=== What you are asked to do ===
Locate the line containing "OCR this image." in the material below; repeat it and every line after it, exactly as written.
═══
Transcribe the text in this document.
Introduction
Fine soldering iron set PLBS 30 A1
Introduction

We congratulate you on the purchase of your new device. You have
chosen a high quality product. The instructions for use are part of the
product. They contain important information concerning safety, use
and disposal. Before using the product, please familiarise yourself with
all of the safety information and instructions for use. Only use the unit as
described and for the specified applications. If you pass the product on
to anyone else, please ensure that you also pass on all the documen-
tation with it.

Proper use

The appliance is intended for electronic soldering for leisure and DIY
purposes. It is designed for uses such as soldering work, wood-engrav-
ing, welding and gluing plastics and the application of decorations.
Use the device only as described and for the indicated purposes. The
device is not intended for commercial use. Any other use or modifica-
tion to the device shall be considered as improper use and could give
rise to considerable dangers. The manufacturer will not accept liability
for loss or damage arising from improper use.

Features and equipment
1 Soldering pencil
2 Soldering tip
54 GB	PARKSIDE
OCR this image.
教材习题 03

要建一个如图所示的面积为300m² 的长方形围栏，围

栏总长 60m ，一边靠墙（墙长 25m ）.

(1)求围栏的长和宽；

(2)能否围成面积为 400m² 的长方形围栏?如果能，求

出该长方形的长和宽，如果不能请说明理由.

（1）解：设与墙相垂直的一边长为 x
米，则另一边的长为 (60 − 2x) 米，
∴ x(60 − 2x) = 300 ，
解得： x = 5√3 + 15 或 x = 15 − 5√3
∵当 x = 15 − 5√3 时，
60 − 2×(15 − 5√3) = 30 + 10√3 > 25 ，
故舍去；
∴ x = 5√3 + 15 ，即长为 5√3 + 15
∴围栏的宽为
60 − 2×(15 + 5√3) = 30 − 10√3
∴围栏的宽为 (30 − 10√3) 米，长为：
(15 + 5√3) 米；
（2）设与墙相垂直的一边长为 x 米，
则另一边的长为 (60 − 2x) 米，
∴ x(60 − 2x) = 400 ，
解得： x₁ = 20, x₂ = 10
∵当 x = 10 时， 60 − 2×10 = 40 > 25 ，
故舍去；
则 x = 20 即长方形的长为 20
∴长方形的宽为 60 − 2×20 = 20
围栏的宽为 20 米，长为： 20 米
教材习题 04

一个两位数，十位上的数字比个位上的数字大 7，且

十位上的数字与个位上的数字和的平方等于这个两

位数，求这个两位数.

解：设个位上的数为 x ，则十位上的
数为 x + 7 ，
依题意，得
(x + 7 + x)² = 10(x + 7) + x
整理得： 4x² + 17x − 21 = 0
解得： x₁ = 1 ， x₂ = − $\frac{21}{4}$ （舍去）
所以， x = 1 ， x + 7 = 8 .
═══
=== Answer in full ===
OCR this image.
教材习题 03

要建一个如图所示的面积为300m² 的长方形围栏，围

栏总长 60m ，一边靠墙（墙长 25m ）.

(1)求围栏的长和宽；

(2)能否围成面积为 400m² 的长方形围栏?如果能，求

出该长方形的长和宽，如果不能请说明理由.

（1）解：设与墙相垂直的一边长为 x
米，则另一边的长为 (60 − 2x) 米，
∴ x(60 − 2x) = 300 ，
解得： x = 5√3 + 15 或 x = 15 − 5√3
∵当 x = 15 − 5√3 时，
60 − 2×(15 − 5√3) = 30 + 10√3 > 25 ，
故舍去；
∴ x = 5√3 + 15 ，即长为 5√3 + 15
∴围栏的宽为
60 − 2×(15 + 5√3) = 30 − 10√3
∴围栏的宽为 (30 − 10√3) 米，长为：
(15 + 5√3) 米；
（2）设与墙相垂直的一边长为 x 米，
则另一边的长为 (60 − 2x) 米，
∴ x(60 − 2x) = 400 ，
解得： x₁ = 20, x₂ = 10
∵当 x = 10 时， 60 − 2×10 = 40 > 25 ，
故舍去；
则 x = 20 即长方形的长为 20
∴长方形的宽为 60 − 2×20 = 20
围栏的宽为 20 米，长为： 20 米
教材习题 04

一个两位数，十位上的数字比个位上的数字大 7，且

十位上的数字与个位上的数字和的平方等于这个两

位数，求这个两位数.

解：设个位上的数为 x ，则十位上的
数为 x + 7 ，
依题意，得
(x + 7 + x)² = 10(x + 7) + x
整理得： 4x² + 17x − 21 = 0
解得： x₁ = 1 ， x₂ = − $\frac{21}{4}$ （舍去）
所以， x = 1 ， x + 7 = 8 .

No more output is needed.